- _Supplied material_:
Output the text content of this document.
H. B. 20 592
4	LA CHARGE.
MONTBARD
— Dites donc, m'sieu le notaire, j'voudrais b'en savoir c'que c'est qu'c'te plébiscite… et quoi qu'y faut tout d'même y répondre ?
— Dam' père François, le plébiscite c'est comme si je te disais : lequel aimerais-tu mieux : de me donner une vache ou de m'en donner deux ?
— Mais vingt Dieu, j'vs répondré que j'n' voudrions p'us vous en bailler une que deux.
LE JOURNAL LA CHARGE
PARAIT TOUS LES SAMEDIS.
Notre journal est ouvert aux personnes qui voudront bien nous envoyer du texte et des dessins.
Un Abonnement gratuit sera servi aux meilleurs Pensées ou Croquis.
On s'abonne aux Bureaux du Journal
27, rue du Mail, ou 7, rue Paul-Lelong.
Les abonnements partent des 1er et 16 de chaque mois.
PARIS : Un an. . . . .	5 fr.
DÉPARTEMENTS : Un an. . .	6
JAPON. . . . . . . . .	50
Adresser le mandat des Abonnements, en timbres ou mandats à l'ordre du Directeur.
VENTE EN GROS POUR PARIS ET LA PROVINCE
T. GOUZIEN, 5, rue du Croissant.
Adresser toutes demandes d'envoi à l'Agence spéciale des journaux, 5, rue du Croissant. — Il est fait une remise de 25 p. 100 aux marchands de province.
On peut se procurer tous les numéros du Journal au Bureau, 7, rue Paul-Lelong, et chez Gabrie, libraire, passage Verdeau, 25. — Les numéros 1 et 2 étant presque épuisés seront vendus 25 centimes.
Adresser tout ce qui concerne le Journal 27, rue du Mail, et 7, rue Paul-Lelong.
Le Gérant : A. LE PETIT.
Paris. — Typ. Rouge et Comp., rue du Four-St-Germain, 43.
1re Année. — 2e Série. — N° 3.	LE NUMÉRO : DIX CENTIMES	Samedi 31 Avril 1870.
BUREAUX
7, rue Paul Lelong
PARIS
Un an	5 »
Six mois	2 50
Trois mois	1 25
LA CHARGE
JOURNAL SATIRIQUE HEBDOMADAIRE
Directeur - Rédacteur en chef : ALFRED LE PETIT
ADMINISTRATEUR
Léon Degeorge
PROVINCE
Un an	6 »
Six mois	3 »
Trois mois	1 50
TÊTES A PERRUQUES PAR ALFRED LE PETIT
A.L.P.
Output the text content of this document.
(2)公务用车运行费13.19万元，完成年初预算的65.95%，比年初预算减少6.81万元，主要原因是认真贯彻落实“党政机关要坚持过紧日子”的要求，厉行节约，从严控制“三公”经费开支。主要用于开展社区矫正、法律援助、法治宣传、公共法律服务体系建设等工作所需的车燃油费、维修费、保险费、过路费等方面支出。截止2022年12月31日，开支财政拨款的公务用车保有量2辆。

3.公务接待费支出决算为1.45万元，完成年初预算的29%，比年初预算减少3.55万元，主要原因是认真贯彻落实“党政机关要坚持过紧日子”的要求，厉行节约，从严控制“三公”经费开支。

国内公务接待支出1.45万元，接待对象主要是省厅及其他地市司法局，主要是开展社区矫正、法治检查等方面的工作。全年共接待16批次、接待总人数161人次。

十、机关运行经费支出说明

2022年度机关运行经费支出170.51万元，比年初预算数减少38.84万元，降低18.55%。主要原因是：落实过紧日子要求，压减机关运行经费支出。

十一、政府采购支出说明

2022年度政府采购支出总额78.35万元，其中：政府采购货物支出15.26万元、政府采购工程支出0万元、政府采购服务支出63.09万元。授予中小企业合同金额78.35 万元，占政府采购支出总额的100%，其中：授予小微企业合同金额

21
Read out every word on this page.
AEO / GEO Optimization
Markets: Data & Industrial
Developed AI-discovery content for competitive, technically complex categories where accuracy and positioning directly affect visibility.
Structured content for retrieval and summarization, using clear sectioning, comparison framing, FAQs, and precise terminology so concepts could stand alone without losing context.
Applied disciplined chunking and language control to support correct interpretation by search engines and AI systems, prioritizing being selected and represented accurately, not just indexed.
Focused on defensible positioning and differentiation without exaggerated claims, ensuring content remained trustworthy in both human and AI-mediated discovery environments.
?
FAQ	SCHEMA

- _What you need to do_: Output all of the data again, exactly.

- _Task response_:
Output the text content of this document.
H. B. 20 592
4	LA CHARGE.
MONTBARD
— Dites donc, m'sieu le notaire, j'voudrais b'en savoir c'que c'est qu'c'te plébiscite… et quoi qu'y faut tout d'même y répondre ?
— Dam' père François, le plébiscite c'est comme si je te disais : lequel aimerais-tu mieux : de me donner une vache ou de m'en donner deux ?
— Mais vingt Dieu, j'vs répondré que j'n' voudrions p'us vous en bailler une que deux.
LE JOURNAL LA CHARGE
PARAIT TOUS LES SAMEDIS.
Notre journal est ouvert aux personnes qui voudront bien nous envoyer du texte et des dessins.
Un Abonnement gratuit sera servi aux meilleurs Pensées ou Croquis.
On s'abonne aux Bureaux du Journal
27, rue du Mail, ou 7, rue Paul-Lelong.
Les abonnements partent des 1er et 16 de chaque mois.
PARIS : Un an. . . . .	5 fr.
DÉPARTEMENTS : Un an. . .	6
JAPON. . . . . . . . .	50
Adresser le mandat des Abonnements, en timbres ou mandats à l'ordre du Directeur.
VENTE EN GROS POUR PARIS ET LA PROVINCE
T. GOUZIEN, 5, rue du Croissant.
Adresser toutes demandes d'envoi à l'Agence spéciale des journaux, 5, rue du Croissant. — Il est fait une remise de 25 p. 100 aux marchands de province.
On peut se procurer tous les numéros du Journal au Bureau, 7, rue Paul-Lelong, et chez Gabrie, libraire, passage Verdeau, 25. — Les numéros 1 et 2 étant presque épuisés seront vendus 25 centimes.
Adresser tout ce qui concerne le Journal 27, rue du Mail, et 7, rue Paul-Lelong.
Le Gérant : A. LE PETIT.
Paris. — Typ. Rouge et Comp., rue du Four-St-Germain, 43.
1re Année. — 2e Série. — N° 3.	LE NUMÉRO : DIX CENTIMES	Samedi 31 Avril 1870.
BUREAUX
7, rue Paul Lelong
PARIS
Un an	5 »
Six mois	2 50
Trois mois	1 25
LA CHARGE
JOURNAL SATIRIQUE HEBDOMADAIRE
Directeur - Rédacteur en chef : ALFRED LE PETIT
ADMINISTRATEUR
Léon Degeorge
PROVINCE
Un an	6 »
Six mois	3 »
Trois mois	1 50
TÊTES A PERRUQUES PAR ALFRED LE PETIT
A.L.P.
Output the text content of this document.
(2)公务用车运行费13.19万元，完成年初预算的65.95%，比年初预算减少6.81万元，主要原因是认真贯彻落实“党政机关要坚持过紧日子”的要求，厉行节约，从严控制“三公”经费开支。主要用于开展社区矫正、法律援助、法治宣传、公共法律服务体系建设等工作所需的车燃油费、维修费、保险费、过路费等方面支出。截止2022年12月31日，开支财政拨款的公务用车保有量2辆。

3.公务接待费支出决算为1.45万元，完成年初预算的29%，比年初预算减少3.55万元，主要原因是认真贯彻落实“党政机关要坚持过紧日子”的要求，厉行节约，从严控制“三公”经费开支。

国内公务接待支出1.45万元，接待对象主要是省厅及其他地市司法局，主要是开展社区矫正、法治检查等方面的工作。全年共接待16批次、接待总人数161人次。

十、机关运行经费支出说明

2022年度机关运行经费支出170.51万元，比年初预算数减少38.84万元，降低18.55%。主要原因是：落实过紧日子要求，压减机关运行经费支出。

十一、政府采购支出说明

2022年度政府采购支出总额78.35万元，其中：政府采购货物支出15.26万元、政府采购工程支出0万元、政府采购服务支出63.09万元。授予中小企业合同金额78.35 万元，占政府采购支出总额的100%，其中：授予小微企业合同金额

21
Read out every word on this page.
AEO / GEO Optimization
Markets: Data & Industrial
Developed AI-discovery content for competitive, technically complex categories where accuracy and positioning directly affect visibility.
Structured content for retrieval and summarization, using clear sectioning, comparison framing, FAQs, and precise terminology so concepts could stand alone without losing context.
Applied disciplined chunking and language control to support correct interpretation by search engines and AI systems, prioritizing being selected and represented accurately, not just indexed.
Focused on defensible positioning and differentiation without exaggerated claims, ensuring content remained trustworthy in both human and AI-mediated discovery environments.
?
FAQ	SCHEMA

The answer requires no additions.